*Requirement:*
Review the listing and copy each line that holds the word "students".

****

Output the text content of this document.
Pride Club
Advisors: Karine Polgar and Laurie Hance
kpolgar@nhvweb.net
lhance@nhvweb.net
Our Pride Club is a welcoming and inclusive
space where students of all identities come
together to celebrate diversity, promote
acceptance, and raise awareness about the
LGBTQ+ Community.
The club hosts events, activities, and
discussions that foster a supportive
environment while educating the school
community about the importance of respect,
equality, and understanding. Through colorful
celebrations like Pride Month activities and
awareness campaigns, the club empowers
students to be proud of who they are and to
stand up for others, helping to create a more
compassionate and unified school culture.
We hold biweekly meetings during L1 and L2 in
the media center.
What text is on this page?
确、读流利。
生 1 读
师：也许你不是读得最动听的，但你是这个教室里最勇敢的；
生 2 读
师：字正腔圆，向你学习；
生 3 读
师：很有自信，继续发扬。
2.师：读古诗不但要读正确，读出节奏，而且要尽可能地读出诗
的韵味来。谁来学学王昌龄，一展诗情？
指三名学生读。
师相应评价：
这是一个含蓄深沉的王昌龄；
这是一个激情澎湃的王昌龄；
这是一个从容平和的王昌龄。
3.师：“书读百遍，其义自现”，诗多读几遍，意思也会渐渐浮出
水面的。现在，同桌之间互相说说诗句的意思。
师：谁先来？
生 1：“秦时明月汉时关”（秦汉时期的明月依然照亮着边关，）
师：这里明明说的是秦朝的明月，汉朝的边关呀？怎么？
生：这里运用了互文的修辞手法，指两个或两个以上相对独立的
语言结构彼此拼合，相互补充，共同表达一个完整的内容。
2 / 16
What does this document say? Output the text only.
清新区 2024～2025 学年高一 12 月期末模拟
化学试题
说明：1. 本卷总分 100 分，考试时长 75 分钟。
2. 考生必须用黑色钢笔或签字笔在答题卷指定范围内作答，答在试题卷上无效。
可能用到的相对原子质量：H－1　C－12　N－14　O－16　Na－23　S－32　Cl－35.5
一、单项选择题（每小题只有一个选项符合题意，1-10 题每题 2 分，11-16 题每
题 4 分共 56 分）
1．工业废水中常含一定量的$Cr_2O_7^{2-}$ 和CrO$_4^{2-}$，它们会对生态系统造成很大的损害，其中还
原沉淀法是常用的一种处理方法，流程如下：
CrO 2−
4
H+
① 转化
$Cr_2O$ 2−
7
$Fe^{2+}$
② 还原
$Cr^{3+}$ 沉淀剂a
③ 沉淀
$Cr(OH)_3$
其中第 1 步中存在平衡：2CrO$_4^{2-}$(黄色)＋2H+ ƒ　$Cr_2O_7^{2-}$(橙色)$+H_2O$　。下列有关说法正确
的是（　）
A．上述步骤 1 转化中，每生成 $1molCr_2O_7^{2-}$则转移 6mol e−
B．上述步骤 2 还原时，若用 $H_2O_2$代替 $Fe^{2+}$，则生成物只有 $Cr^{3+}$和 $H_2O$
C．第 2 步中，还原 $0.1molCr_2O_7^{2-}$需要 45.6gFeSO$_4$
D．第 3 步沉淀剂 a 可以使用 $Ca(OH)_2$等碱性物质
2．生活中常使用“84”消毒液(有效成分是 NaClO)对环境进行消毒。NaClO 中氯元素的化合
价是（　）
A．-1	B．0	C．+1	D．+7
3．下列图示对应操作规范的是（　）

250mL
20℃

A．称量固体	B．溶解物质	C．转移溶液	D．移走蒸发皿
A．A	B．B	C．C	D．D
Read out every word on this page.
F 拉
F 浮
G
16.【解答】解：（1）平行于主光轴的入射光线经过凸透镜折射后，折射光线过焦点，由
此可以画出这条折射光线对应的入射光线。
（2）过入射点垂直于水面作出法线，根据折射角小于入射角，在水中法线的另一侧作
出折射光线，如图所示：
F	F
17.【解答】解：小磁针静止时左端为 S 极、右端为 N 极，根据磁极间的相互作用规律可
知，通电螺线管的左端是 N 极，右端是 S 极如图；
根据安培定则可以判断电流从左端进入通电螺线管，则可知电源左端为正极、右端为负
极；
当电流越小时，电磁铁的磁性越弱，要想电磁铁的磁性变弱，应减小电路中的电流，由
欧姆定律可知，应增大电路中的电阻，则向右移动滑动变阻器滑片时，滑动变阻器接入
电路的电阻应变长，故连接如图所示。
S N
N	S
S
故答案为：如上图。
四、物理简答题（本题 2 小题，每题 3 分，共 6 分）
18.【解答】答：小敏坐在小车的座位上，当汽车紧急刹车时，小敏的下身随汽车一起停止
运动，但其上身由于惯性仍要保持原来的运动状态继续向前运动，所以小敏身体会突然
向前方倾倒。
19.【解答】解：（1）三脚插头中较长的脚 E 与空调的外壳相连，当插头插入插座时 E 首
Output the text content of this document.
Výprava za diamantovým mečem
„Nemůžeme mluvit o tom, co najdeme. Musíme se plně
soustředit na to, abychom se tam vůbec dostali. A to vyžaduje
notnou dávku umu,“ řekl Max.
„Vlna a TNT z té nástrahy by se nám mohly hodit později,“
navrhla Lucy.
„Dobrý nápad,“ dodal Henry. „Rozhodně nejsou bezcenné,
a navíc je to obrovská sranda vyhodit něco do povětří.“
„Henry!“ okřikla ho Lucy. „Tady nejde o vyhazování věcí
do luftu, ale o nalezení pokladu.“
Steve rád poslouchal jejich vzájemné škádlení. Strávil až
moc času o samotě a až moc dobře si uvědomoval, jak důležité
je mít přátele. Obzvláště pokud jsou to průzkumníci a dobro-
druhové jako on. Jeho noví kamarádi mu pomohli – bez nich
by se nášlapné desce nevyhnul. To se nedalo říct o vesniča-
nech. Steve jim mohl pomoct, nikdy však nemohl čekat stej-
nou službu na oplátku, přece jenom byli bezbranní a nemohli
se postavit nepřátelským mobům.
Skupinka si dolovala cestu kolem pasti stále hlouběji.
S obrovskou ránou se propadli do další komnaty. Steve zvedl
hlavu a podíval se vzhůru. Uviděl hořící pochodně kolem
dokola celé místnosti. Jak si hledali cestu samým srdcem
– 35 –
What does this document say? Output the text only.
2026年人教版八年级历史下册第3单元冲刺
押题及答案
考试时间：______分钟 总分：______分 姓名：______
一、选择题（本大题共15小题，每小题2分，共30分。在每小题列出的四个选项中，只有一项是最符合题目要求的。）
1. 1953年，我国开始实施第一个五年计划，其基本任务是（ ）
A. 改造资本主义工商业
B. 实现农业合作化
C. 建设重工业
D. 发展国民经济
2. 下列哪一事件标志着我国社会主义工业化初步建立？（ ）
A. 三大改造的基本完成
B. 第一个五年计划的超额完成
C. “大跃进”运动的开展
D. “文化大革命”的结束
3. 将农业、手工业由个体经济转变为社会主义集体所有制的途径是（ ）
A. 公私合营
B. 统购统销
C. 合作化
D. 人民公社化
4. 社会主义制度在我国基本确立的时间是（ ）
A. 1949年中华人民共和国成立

****

*Exercise solution:*
space where students of all identities come
students to be proud of who they are and to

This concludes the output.